Task goal:
Set down each record exactly as written.

───── Source data ─────

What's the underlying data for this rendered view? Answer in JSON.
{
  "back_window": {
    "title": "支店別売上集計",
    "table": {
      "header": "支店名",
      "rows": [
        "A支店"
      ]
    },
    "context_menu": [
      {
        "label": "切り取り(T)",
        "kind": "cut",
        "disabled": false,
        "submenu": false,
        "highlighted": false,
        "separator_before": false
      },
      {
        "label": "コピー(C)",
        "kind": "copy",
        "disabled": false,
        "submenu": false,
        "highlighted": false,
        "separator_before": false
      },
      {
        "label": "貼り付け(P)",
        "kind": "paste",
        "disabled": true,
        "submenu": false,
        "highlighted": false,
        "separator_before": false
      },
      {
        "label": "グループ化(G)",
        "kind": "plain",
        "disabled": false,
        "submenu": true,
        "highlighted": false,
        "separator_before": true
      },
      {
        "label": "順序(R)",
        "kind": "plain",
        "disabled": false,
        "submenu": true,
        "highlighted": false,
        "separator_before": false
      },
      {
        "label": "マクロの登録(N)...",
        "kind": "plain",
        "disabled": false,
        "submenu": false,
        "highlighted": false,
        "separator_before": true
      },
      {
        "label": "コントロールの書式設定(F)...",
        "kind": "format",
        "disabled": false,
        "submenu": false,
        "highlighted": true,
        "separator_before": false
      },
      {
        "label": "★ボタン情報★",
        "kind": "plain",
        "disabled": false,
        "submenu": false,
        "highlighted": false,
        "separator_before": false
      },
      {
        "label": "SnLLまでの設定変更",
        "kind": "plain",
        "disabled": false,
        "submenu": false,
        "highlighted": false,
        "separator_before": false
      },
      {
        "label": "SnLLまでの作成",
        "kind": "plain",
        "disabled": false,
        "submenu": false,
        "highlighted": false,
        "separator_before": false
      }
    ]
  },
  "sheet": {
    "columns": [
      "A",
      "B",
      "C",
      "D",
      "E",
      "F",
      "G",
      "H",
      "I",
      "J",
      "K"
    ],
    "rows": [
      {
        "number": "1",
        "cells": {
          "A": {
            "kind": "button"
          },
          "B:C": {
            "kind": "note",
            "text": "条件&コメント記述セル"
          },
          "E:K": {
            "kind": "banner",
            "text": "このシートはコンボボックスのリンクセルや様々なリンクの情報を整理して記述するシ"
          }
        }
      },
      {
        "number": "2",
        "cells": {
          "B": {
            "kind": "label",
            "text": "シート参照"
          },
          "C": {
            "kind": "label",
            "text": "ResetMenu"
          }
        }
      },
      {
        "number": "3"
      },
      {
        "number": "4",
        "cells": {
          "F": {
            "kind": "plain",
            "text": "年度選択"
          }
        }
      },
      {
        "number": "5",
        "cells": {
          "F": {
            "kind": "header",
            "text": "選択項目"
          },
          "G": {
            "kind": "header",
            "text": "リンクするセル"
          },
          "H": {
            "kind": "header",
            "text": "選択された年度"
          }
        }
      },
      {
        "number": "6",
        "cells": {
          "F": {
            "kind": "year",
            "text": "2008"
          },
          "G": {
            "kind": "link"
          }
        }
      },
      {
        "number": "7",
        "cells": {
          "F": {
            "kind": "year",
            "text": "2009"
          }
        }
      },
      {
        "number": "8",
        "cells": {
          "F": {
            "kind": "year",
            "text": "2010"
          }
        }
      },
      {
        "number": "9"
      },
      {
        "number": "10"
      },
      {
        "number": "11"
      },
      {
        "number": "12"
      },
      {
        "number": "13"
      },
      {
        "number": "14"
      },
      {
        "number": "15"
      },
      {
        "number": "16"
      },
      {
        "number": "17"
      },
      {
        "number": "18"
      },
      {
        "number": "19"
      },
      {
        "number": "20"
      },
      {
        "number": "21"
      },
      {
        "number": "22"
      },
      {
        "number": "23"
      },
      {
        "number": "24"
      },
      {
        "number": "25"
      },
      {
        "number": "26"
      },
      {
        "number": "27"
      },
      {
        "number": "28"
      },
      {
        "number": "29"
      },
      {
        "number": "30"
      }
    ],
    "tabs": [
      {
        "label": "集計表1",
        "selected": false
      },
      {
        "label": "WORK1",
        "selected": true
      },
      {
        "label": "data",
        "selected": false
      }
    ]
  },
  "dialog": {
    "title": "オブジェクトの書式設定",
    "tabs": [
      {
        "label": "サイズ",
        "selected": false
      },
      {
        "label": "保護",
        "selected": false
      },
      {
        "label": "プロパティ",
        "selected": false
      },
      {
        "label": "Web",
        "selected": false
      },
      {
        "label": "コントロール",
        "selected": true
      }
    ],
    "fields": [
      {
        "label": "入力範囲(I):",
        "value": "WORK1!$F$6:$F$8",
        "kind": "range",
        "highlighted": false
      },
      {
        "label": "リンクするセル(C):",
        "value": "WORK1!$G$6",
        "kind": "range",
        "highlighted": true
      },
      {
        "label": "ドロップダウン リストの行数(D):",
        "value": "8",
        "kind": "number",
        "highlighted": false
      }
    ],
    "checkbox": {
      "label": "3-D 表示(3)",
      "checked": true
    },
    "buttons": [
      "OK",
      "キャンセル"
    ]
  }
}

─────

Full response:
What's the underlying data for this rendered view? Answer in JSON.
{
  "back_window": {
    "title": "支店別売上集計",
    "table": {
      "header": "支店名",
      "rows": [
        "A支店"
      ]
    },
    "context_menu": [
      {
        "label": "切り取り(T)",
        "kind": "cut",
        "disabled": false,
        "submenu": false,
        "highlighted": false,
        "separator_before": false
      },
      {
        "label": "コピー(C)",
        "kind": "copy",
        "disabled": false,
        "submenu": false,
        "highlighted": false,
        "separator_before": false
      },
      {
        "label": "貼り付け(P)",
        "kind": "paste",
        "disabled": true,
        "submenu": false,
        "highlighted": false,
        "separator_before": false
      },
      {
        "label": "グループ化(G)",
        "kind": "plain",
        "disabled": false,
        "submenu": true,
        "highlighted": false,
        "separator_before": true
      },
      {
        "label": "順序(R)",
        "kind": "plain",
        "disabled": false,
        "submenu": true,
        "highlighted": false,
        "separator_before": false
      },
      {
        "label": "マクロの登録(N)...",
        "kind": "plain",
        "disabled": false,
        "submenu": false,
        "highlighted": false,
        "separator_before": true
      },
      {
        "label": "コントロールの書式設定(F)...",
        "kind": "format",
        "disabled": false,
        "submenu": false,
        "highlighted": true,
        "separator_before": false
      },
      {
        "label": "★ボタン情報★",
        "kind": "plain",
        "disabled": false,
        "submenu": false,
        "highlighted": false,
        "separator_before": false
      },
      {
        "label": "SnLLまでの設定変更",
        "kind": "plain",
        "disabled": false,
        "submenu": false,
        "highlighted": false,
        "separator_before": false
      },
      {
        "label": "SnLLまでの作成",
        "kind": "plain",
        "disabled": false,
        "submenu": false,
        "highlighted": false,
        "separator_before": false
      }
    ]
  },
  "sheet": {
    "columns": [
      "A",
      "B",
      "C",
      "D",
      "E",
      "F",
      "G",
      "H",
      "I",
      "J",
      "K"
    ],
    "rows": [
      {
        "number": "1",
        "cells": {
          "A": {
            "kind": "button"
          },
          "B:C": {
            "kind": "note",
            "text": "条件&コメント記述セル"
          },
          "E:K": {
            "kind": "banner",
            "text": "このシートはコンボボックスのリンクセルや様々なリンクの情報を整理して記述するシ"
          }
        }
      },
      {
        "number": "2",
        "cells": {
          "B": {
            "kind": "label",
            "text": "シート参照"
          },
          "C": {
            "kind": "label",
            "text": "ResetMenu"
          }
        }
      },
      {
        "number": "3"
      },
      {
        "number": "4",
        "cells": {
          "F": {
            "kind": "plain",
            "text": "年度選択"
          }
        }
      },
      {
        "number": "5",
        "cells": {
          "F": {
            "kind": "header",
            "text": "選択項目"
          },
          "G": {
            "kind": "header",
            "text": "リンクするセル"
          },
          "H": {
            "kind": "header",
            "text": "選択された年度"
          }
        }
      },
      {
        "number": "6",
        "cells": {
          "F": {
            "kind": "year",
            "text": "2008"
          },
          "G": {
            "kind": "link"
          }
        }
      },
      {
        "number": "7",
        "cells": {
          "F": {
            "kind": "year",
            "text": "2009"
          }
        }
      },
      {
        "number": "8",
        "cells": {
          "F": {
            "kind": "year",
            "text": "2010"
          }
        }
      },
      {
        "number": "9"
      },
      {
        "number": "10"
      },
      {
        "number": "11"
      },
      {
        "number": "12"
      },
      {
        "number": "13"
      },
      {
        "number": "14"
      },
      {
        "number": "15"
      },
      {
        "number": "16"
      },
      {
        "number": "17"
      },
      {
        "number": "18"
      },
      {
        "number": "19"
      },
      {
        "number": "20"
      },
      {
        "number": "21"
      },
      {
        "number": "22"
      },
      {
        "number": "23"
      },
      {
        "number": "24"
      },
      {
        "number": "25"
      },
      {
        "number": "26"
      },
      {
        "number": "27"
      },
      {
        "number": "28"
      },
      {
        "number": "29"
      },
      {
        "number": "30"
      }
    ],
    "tabs": [
      {
        "label": "集計表1",
        "selected": false
      },
      {
        "label": "WORK1",
        "selected": true
      },
      {
        "label": "data",
        "selected": false
      }
    ]
  },
  "dialog": {
    "title": "オブジェクトの書式設定",
    "tabs": [
      {
        "label": "サイズ",
        "selected": false
      },
      {
        "label": "保護",
        "selected": false
      },
      {
        "label": "プロパティ",
        "selected": false
      },
      {
        "label": "Web",
        "selected": false
      },
      {
        "label": "コントロール",
        "selected": true
      }
    ],
    "fields": [
      {
        "label": "入力範囲(I):",
        "value": "WORK1!$F$6:$F$8",
        "kind": "range",
        "highlighted": false
      },
      {
        "label": "リンクするセル(C):",
        "value": "WORK1!$G$6",
        "kind": "range",
        "highlighted": true
      },
      {
        "label": "ドロップダウン リストの行数(D):",
        "value": "8",
        "kind": "number",
        "highlighted": false
      }
    ],
    "checkbox": {
      "label": "3-D 表示(3)",
      "checked": true
    },
    "buttons": [
      "OK",
      "キャンセル"
    ]
  }
}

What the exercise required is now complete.